AIM OF THE TASK:
Wherever the word "title" appears in a line, copy that line.

Begin ENTRIES PROVIDED

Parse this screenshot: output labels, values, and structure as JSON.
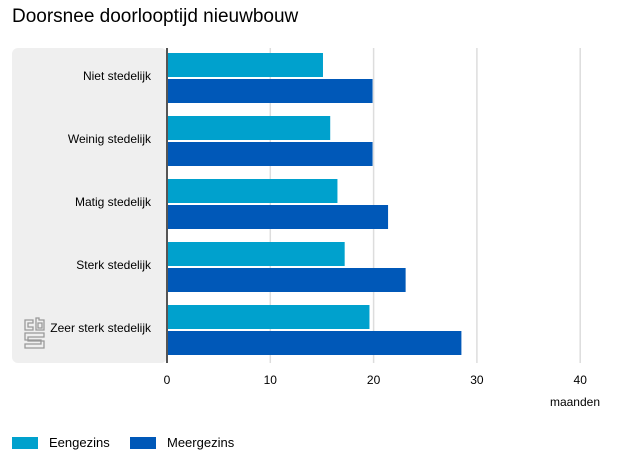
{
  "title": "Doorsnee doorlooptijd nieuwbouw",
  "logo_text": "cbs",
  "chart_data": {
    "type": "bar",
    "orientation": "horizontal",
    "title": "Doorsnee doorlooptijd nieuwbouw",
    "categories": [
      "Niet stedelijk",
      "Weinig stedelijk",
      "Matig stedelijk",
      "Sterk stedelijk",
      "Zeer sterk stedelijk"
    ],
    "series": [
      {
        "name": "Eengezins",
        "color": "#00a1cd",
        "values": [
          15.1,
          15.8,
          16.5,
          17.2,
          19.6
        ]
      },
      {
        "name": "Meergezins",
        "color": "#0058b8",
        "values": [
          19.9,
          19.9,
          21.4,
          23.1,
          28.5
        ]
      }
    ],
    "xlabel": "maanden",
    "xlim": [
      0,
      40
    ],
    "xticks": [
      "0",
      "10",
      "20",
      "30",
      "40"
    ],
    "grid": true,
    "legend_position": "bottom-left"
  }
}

End ENTRIES PROVIDED

ANSWER TO THE PROBLEM:
  "title": "Doorsnee doorlooptijd nieuwbouw",
    "title": "Doorsnee doorlooptijd nieuwbouw",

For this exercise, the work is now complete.